All of the data below should be written out exactly.

Dataset items:

>> begin

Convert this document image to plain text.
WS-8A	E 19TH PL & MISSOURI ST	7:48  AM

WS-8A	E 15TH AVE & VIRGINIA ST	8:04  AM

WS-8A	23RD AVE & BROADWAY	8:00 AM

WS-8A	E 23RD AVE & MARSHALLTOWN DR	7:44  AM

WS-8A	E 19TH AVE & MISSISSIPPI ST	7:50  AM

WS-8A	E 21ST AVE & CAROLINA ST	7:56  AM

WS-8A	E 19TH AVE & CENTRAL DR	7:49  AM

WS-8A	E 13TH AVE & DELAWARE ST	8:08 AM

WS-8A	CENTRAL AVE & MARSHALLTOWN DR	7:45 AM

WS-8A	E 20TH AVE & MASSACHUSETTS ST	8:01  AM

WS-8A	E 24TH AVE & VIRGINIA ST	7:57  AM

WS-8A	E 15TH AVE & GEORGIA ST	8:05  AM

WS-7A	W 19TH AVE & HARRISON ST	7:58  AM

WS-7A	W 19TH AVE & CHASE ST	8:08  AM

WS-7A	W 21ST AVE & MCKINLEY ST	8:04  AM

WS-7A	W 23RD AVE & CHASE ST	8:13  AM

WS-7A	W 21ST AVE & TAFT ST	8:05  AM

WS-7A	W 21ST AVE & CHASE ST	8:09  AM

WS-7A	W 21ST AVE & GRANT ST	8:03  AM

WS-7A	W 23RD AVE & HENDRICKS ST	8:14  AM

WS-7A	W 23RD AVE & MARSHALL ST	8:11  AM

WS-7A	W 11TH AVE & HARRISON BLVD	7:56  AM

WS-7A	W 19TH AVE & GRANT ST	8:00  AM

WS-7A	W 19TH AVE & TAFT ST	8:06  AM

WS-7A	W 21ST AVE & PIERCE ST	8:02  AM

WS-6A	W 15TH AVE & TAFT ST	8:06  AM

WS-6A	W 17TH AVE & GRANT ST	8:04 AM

>> end

◆ **Answer to this task**:
Convert this document image to plain text.
WS-8A	E 19TH PL & MISSOURI ST	7:48  AM

WS-8A	E 15TH AVE & VIRGINIA ST	8:04  AM

WS-8A	23RD AVE & BROADWAY	8:00 AM

WS-8A	E 23RD AVE & MARSHALLTOWN DR	7:44  AM

WS-8A	E 19TH AVE & MISSISSIPPI ST	7:50  AM

WS-8A	E 21ST AVE & CAROLINA ST	7:56  AM

WS-8A	E 19TH AVE & CENTRAL DR	7:49  AM

WS-8A	E 13TH AVE & DELAWARE ST	8:08 AM

WS-8A	CENTRAL AVE & MARSHALLTOWN DR	7:45 AM

WS-8A	E 20TH AVE & MASSACHUSETTS ST	8:01  AM

WS-8A	E 24TH AVE & VIRGINIA ST	7:57  AM

WS-8A	E 15TH AVE & GEORGIA ST	8:05  AM

WS-7A	W 19TH AVE & HARRISON ST	7:58  AM

WS-7A	W 19TH AVE & CHASE ST	8:08  AM

WS-7A	W 21ST AVE & MCKINLEY ST	8:04  AM

WS-7A	W 23RD AVE & CHASE ST	8:13  AM

WS-7A	W 21ST AVE & TAFT ST	8:05  AM

WS-7A	W 21ST AVE & CHASE ST	8:09  AM

WS-7A	W 21ST AVE & GRANT ST	8:03  AM

WS-7A	W 23RD AVE & HENDRICKS ST	8:14  AM

WS-7A	W 23RD AVE & MARSHALL ST	8:11  AM

WS-7A	W 11TH AVE & HARRISON BLVD	7:56  AM

WS-7A	W 19TH AVE & GRANT ST	8:00  AM

WS-7A	W 19TH AVE & TAFT ST	8:06  AM

WS-7A	W 21ST AVE & PIERCE ST	8:02  AM

WS-6A	W 15TH AVE & TAFT ST	8:06  AM

WS-6A	W 17TH AVE & GRANT ST	8:04 AM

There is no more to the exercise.